## PROBLEM TO SOLVE
Return the records that follow, matching each one exactly.

════════════════

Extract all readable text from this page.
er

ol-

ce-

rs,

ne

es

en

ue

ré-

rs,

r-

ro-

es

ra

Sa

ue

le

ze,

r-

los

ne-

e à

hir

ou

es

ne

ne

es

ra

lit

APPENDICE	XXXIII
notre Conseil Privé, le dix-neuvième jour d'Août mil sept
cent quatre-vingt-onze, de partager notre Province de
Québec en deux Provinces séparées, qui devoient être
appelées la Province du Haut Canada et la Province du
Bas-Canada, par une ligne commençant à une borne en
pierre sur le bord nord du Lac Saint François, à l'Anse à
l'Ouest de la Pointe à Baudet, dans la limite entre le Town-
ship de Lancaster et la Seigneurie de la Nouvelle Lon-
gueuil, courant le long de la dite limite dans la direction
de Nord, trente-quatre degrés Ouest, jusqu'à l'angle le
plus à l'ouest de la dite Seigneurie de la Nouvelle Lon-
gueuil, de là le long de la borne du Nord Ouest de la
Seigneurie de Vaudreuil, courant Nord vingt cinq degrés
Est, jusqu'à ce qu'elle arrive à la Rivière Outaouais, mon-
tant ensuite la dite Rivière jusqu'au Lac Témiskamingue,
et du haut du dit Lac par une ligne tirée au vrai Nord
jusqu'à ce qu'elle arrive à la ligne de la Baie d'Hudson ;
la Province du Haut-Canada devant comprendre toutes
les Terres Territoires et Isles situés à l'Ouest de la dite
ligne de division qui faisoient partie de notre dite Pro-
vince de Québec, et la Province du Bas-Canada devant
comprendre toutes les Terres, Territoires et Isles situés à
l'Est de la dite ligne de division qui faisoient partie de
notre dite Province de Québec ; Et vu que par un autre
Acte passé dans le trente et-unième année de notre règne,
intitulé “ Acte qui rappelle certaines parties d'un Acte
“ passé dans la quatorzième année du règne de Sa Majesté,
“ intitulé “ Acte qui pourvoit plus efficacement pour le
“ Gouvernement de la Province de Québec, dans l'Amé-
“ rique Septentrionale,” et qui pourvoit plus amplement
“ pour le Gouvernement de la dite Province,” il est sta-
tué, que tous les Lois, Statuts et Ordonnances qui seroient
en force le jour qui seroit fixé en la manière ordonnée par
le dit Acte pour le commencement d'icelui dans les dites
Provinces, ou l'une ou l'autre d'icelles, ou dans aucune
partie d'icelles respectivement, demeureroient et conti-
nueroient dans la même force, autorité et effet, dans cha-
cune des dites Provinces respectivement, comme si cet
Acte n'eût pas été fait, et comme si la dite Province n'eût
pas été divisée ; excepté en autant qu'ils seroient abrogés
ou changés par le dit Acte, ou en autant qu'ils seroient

════════════════

## SOLUTION TO THIS PROBLEM
Extract all readable text from this page.
er

ol-

ce-

rs,

ne

es

en

ue

ré-

rs,

r-

ro-

es

ra

Sa

ue

le

ze,

r-

los

ne-

e à

hir

ou

es

ne

ne

es

ra

lit

APPENDICE	XXXIII
notre Conseil Privé, le dix-neuvième jour d'Août mil sept
cent quatre-vingt-onze, de partager notre Province de
Québec en deux Provinces séparées, qui devoient être
appelées la Province du Haut Canada et la Province du
Bas-Canada, par une ligne commençant à une borne en
pierre sur le bord nord du Lac Saint François, à l'Anse à
l'Ouest de la Pointe à Baudet, dans la limite entre le Town-
ship de Lancaster et la Seigneurie de la Nouvelle Lon-
gueuil, courant le long de la dite limite dans la direction
de Nord, trente-quatre degrés Ouest, jusqu'à l'angle le
plus à l'ouest de la dite Seigneurie de la Nouvelle Lon-
gueuil, de là le long de la borne du Nord Ouest de la
Seigneurie de Vaudreuil, courant Nord vingt cinq degrés
Est, jusqu'à ce qu'elle arrive à la Rivière Outaouais, mon-
tant ensuite la dite Rivière jusqu'au Lac Témiskamingue,
et du haut du dit Lac par une ligne tirée au vrai Nord
jusqu'à ce qu'elle arrive à la ligne de la Baie d'Hudson ;
la Province du Haut-Canada devant comprendre toutes
les Terres Territoires et Isles situés à l'Ouest de la dite
ligne de division qui faisoient partie de notre dite Pro-
vince de Québec, et la Province du Bas-Canada devant
comprendre toutes les Terres, Territoires et Isles situés à
l'Est de la dite ligne de division qui faisoient partie de
notre dite Province de Québec ; Et vu que par un autre
Acte passé dans le trente et-unième année de notre règne,
intitulé “ Acte qui rappelle certaines parties d'un Acte
“ passé dans la quatorzième année du règne de Sa Majesté,
“ intitulé “ Acte qui pourvoit plus efficacement pour le
“ Gouvernement de la Province de Québec, dans l'Amé-
“ rique Septentrionale,” et qui pourvoit plus amplement
“ pour le Gouvernement de la dite Province,” il est sta-
tué, que tous les Lois, Statuts et Ordonnances qui seroient
en force le jour qui seroit fixé en la manière ordonnée par
le dit Acte pour le commencement d'icelui dans les dites
Provinces, ou l'une ou l'autre d'icelles, ou dans aucune
partie d'icelles respectivement, demeureroient et conti-
nueroient dans la même force, autorité et effet, dans cha-
cune des dites Provinces respectivement, comme si cet
Acte n'eût pas été fait, et comme si la dite Province n'eût
pas été divisée ; excepté en autant qu'ils seroient abrogés
ou changés par le dit Acte, ou en autant qu'ils seroient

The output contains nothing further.